◆ **Problem description**
Copy every record word for word.

◆ **Record extracts**
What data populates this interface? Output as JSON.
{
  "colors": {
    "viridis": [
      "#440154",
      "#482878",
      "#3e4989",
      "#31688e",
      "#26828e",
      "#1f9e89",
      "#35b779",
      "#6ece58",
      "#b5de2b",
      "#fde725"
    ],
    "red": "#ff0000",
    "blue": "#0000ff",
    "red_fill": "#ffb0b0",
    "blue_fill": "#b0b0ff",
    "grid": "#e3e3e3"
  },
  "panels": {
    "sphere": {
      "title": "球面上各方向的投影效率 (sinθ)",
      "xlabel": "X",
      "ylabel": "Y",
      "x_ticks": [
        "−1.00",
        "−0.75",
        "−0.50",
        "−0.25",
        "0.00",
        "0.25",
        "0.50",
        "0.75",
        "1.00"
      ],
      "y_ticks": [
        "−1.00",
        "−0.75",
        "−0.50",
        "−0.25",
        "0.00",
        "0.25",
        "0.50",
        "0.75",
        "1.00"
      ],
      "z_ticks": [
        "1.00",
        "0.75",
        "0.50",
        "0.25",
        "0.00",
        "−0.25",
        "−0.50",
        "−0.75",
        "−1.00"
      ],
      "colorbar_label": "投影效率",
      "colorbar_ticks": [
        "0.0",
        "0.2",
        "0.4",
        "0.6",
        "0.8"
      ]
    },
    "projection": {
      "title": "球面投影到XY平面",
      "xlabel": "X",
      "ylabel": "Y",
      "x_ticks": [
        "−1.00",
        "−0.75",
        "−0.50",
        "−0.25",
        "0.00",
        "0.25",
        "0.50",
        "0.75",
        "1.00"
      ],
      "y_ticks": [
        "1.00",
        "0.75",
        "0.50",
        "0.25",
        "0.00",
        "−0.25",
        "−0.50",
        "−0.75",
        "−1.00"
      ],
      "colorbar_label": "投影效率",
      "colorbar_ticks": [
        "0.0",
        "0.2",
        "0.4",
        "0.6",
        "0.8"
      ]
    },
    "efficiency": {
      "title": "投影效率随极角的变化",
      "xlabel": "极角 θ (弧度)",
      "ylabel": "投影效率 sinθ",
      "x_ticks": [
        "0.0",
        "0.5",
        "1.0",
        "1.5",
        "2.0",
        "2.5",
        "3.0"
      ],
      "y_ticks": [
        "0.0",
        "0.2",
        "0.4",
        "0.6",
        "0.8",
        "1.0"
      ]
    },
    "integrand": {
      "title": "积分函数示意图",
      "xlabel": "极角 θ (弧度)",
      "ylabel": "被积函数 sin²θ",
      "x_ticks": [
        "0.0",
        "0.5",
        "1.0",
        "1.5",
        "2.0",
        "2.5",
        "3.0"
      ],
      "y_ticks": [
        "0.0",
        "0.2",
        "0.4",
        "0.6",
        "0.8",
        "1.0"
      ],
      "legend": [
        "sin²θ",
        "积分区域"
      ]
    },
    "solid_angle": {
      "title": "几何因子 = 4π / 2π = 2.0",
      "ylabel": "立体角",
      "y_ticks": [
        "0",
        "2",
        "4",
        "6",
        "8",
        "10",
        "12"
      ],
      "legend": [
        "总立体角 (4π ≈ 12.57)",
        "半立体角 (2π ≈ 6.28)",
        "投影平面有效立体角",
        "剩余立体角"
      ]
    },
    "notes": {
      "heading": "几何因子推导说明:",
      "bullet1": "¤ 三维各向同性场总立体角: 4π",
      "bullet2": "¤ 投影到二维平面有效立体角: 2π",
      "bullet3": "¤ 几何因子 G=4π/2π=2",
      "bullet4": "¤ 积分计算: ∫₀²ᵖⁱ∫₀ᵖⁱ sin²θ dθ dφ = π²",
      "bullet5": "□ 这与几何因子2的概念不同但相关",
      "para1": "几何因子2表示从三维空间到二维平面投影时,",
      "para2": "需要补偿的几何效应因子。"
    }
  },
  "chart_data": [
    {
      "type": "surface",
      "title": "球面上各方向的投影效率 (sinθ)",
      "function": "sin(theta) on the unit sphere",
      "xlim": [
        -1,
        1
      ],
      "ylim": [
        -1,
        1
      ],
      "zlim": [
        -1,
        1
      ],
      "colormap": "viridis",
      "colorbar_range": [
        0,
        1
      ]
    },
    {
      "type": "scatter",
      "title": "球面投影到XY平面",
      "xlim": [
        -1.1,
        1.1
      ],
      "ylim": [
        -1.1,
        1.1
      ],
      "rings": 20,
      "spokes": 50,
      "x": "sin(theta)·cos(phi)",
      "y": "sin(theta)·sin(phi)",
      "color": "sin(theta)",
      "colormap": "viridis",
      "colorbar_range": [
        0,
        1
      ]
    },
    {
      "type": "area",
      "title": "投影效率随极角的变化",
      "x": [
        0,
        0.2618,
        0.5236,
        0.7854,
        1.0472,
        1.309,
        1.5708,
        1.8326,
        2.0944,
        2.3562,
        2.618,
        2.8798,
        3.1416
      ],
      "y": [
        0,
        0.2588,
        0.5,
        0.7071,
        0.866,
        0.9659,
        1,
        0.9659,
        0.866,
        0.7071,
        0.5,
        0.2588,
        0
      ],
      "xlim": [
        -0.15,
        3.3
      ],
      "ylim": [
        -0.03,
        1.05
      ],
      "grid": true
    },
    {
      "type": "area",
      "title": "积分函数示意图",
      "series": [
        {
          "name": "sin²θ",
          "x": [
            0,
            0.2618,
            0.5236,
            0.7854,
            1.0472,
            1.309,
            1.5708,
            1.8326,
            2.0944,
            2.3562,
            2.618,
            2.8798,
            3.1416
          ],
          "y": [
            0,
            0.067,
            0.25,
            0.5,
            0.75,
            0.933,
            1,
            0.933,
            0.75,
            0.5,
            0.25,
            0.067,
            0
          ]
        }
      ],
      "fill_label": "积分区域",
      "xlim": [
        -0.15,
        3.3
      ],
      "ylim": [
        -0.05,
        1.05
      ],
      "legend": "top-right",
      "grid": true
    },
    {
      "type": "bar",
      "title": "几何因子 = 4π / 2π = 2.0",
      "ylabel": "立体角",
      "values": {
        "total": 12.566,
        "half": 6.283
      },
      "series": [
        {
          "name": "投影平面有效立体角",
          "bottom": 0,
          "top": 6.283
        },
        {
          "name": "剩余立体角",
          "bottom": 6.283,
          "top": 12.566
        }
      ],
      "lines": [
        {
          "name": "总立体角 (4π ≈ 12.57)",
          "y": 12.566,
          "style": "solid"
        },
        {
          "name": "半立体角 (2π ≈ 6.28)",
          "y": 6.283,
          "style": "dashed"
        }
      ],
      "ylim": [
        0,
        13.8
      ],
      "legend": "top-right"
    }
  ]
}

◆ **Expected answer**
What data populates this interface? Output as JSON.
{
  "colors": {
    "viridis": [
      "#440154",
      "#482878",
      "#3e4989",
      "#31688e",
      "#26828e",
      "#1f9e89",
      "#35b779",
      "#6ece58",
      "#b5de2b",
      "#fde725"
    ],
    "red": "#ff0000",
    "blue": "#0000ff",
    "red_fill": "#ffb0b0",
    "blue_fill": "#b0b0ff",
    "grid": "#e3e3e3"
  },
  "panels": {
    "sphere": {
      "title": "球面上各方向的投影效率 (sinθ)",
      "xlabel": "X",
      "ylabel": "Y",
      "x_ticks": [
        "−1.00",
        "−0.75",
        "−0.50",
        "−0.25",
        "0.00",
        "0.25",
        "0.50",
        "0.75",
        "1.00"
      ],
      "y_ticks": [
        "−1.00",
        "−0.75",
        "−0.50",
        "−0.25",
        "0.00",
        "0.25",
        "0.50",
        "0.75",
        "1.00"
      ],
      "z_ticks": [
        "1.00",
        "0.75",
        "0.50",
        "0.25",
        "0.00",
        "−0.25",
        "−0.50",
        "−0.75",
        "−1.00"
      ],
      "colorbar_label": "投影效率",
      "colorbar_ticks": [
        "0.0",
        "0.2",
        "0.4",
        "0.6",
        "0.8"
      ]
    },
    "projection": {
      "title": "球面投影到XY平面",
      "xlabel": "X",
      "ylabel": "Y",
      "x_ticks": [
        "−1.00",
        "−0.75",
        "−0.50",
        "−0.25",
        "0.00",
        "0.25",
        "0.50",
        "0.75",
        "1.00"
      ],
      "y_ticks": [
        "1.00",
        "0.75",
        "0.50",
        "0.25",
        "0.00",
        "−0.25",
        "−0.50",
        "−0.75",
        "−1.00"
      ],
      "colorbar_label": "投影效率",
      "colorbar_ticks": [
        "0.0",
        "0.2",
        "0.4",
        "0.6",
        "0.8"
      ]
    },
    "efficiency": {
      "title": "投影效率随极角的变化",
      "xlabel": "极角 θ (弧度)",
      "ylabel": "投影效率 sinθ",
      "x_ticks": [
        "0.0",
        "0.5",
        "1.0",
        "1.5",
        "2.0",
        "2.5",
        "3.0"
      ],
      "y_ticks": [
        "0.0",
        "0.2",
        "0.4",
        "0.6",
        "0.8",
        "1.0"
      ]
    },
    "integrand": {
      "title": "积分函数示意图",
      "xlabel": "极角 θ (弧度)",
      "ylabel": "被积函数 sin²θ",
      "x_ticks": [
        "0.0",
        "0.5",
        "1.0",
        "1.5",
        "2.0",
        "2.5",
        "3.0"
      ],
      "y_ticks": [
        "0.0",
        "0.2",
        "0.4",
        "0.6",
        "0.8",
        "1.0"
      ],
      "legend": [
        "sin²θ",
        "积分区域"
      ]
    },
    "solid_angle": {
      "title": "几何因子 = 4π / 2π = 2.0",
      "ylabel": "立体角",
      "y_ticks": [
        "0",
        "2",
        "4",
        "6",
        "8",
        "10",
        "12"
      ],
      "legend": [
        "总立体角 (4π ≈ 12.57)",
        "半立体角 (2π ≈ 6.28)",
        "投影平面有效立体角",
        "剩余立体角"
      ]
    },
    "notes": {
      "heading": "几何因子推导说明:",
      "bullet1": "¤ 三维各向同性场总立体角: 4π",
      "bullet2": "¤ 投影到二维平面有效立体角: 2π",
      "bullet3": "¤ 几何因子 G=4π/2π=2",
      "bullet4": "¤ 积分计算: ∫₀²ᵖⁱ∫₀ᵖⁱ sin²θ dθ dφ = π²",
      "bullet5": "□ 这与几何因子2的概念不同但相关",
      "para1": "几何因子2表示从三维空间到二维平面投影时,",
      "para2": "需要补偿的几何效应因子。"
    }
  },
  "chart_data": [
    {
      "type": "surface",
      "title": "球面上各方向的投影效率 (sinθ)",
      "function": "sin(theta) on the unit sphere",
      "xlim": [
        -1,
        1
      ],
      "ylim": [
        -1,
        1
      ],
      "zlim": [
        -1,
        1
      ],
      "colormap": "viridis",
      "colorbar_range": [
        0,
        1
      ]
    },
    {
      "type": "scatter",
      "title": "球面投影到XY平面",
      "xlim": [
        -1.1,
        1.1
      ],
      "ylim": [
        -1.1,
        1.1
      ],
      "rings": 20,
      "spokes": 50,
      "x": "sin(theta)·cos(phi)",
      "y": "sin(theta)·sin(phi)",
      "color": "sin(theta)",
      "colormap": "viridis",
      "colorbar_range": [
        0,
        1
      ]
    },
    {
      "type": "area",
      "title": "投影效率随极角的变化",
      "x": [
        0,
        0.2618,
        0.5236,
        0.7854,
        1.0472,
        1.309,
        1.5708,
        1.8326,
        2.0944,
        2.3562,
        2.618,
        2.8798,
        3.1416
      ],
      "y": [
        0,
        0.2588,
        0.5,
        0.7071,
        0.866,
        0.9659,
        1,
        0.9659,
        0.866,
        0.7071,
        0.5,
        0.2588,
        0
      ],
      "xlim": [
        -0.15,
        3.3
      ],
      "ylim": [
        -0.03,
        1.05
      ],
      "grid": true
    },
    {
      "type": "area",
      "title": "积分函数示意图",
      "series": [
        {
          "name": "sin²θ",
          "x": [
            0,
            0.2618,
            0.5236,
            0.7854,
            1.0472,
            1.309,
            1.5708,
            1.8326,
            2.0944,
            2.3562,
            2.618,
            2.8798,
            3.1416
          ],
          "y": [
            0,
            0.067,
            0.25,
            0.5,
            0.75,
            0.933,
            1,
            0.933,
            0.75,
            0.5,
            0.25,
            0.067,
            0
          ]
        }
      ],
      "fill_label": "积分区域",
      "xlim": [
        -0.15,
        3.3
      ],
      "ylim": [
        -0.05,
        1.05
      ],
      "legend": "top-right",
      "grid": true
    },
    {
      "type": "bar",
      "title": "几何因子 = 4π / 2π = 2.0",
      "ylabel": "立体角",
      "values": {
        "total": 12.566,
        "half": 6.283
      },
      "series": [
        {
          "name": "投影平面有效立体角",
          "bottom": 0,
          "top": 6.283
        },
        {
          "name": "剩余立体角",
          "bottom": 6.283,
          "top": 12.566
        }
      ],
      "lines": [
        {
          "name": "总立体角 (4π ≈ 12.57)",
          "y": 12.566,
          "style": "solid"
        },
        {
          "name": "半立体角 (2π ≈ 6.28)",
          "y": 6.283,
          "style": "dashed"
        }
      ],
      "ylim": [
        0,
        13.8
      ],
      "legend": "top-right"
    }
  ]
}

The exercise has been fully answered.